### The exercise
Reproduce all the entries exactly.

+++ Input material

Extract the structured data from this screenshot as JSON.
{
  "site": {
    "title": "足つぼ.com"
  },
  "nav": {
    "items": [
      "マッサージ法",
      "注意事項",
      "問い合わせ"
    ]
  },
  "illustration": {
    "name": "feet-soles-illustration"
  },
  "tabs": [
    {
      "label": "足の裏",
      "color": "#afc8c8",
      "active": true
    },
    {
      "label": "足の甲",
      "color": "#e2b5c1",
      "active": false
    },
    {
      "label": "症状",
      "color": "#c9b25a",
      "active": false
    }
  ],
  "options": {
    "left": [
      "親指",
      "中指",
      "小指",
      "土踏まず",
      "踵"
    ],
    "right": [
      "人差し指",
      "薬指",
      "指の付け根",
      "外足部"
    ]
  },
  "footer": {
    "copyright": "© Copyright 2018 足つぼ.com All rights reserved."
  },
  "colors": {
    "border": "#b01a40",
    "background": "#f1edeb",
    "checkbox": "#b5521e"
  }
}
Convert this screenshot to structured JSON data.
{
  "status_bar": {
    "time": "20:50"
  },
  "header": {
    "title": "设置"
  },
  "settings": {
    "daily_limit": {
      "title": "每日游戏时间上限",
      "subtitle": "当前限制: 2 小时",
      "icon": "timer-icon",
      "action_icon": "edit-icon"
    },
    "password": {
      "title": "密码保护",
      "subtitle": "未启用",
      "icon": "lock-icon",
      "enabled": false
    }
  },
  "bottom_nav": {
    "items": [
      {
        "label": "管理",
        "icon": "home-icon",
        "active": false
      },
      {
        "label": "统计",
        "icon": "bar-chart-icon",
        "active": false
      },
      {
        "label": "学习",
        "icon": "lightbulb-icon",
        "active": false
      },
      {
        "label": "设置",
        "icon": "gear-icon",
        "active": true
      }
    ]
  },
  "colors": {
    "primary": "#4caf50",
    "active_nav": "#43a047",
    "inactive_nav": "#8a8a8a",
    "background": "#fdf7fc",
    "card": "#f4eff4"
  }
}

++++++

### Full solution
Extract the structured data from this screenshot as JSON.
{
  "site": {
    "title": "足つぼ.com"
  },
  "nav": {
    "items": [
      "マッサージ法",
      "注意事項",
      "問い合わせ"
    ]
  },
  "illustration": {
    "name": "feet-soles-illustration"
  },
  "tabs": [
    {
      "label": "足の裏",
      "color": "#afc8c8",
      "active": true
    },
    {
      "label": "足の甲",
      "color": "#e2b5c1",
      "active": false
    },
    {
      "label": "症状",
      "color": "#c9b25a",
      "active": false
    }
  ],
  "options": {
    "left": [
      "親指",
      "中指",
      "小指",
      "土踏まず",
      "踵"
    ],
    "right": [
      "人差し指",
      "薬指",
      "指の付け根",
      "外足部"
    ]
  },
  "footer": {
    "copyright": "© Copyright 2018 足つぼ.com All rights reserved."
  },
  "colors": {
    "border": "#b01a40",
    "background": "#f1edeb",
    "checkbox": "#b5521e"
  }
}
Convert this screenshot to structured JSON data.
{
  "status_bar": {
    "time": "20:50"
  },
  "header": {
    "title": "设置"
  },
  "settings": {
    "daily_limit": {
      "title": "每日游戏时间上限",
      "subtitle": "当前限制: 2 小时",
      "icon": "timer-icon",
      "action_icon": "edit-icon"
    },
    "password": {
      "title": "密码保护",
      "subtitle": "未启用",
      "icon": "lock-icon",
      "enabled": false
    }
  },
  "bottom_nav": {
    "items": [
      {
        "label": "管理",
        "icon": "home-icon",
        "active": false
      },
      {
        "label": "统计",
        "icon": "bar-chart-icon",
        "active": false
      },
      {
        "label": "学习",
        "icon": "lightbulb-icon",
        "active": false
      },
      {
        "label": "设置",
        "icon": "gear-icon",
        "active": true
      }
    ]
  },
  "colors": {
    "primary": "#4caf50",
    "active_nav": "#43a047",
    "inactive_nav": "#8a8a8a",
    "background": "#fdf7fc",
    "card": "#f4eff4"
  }
}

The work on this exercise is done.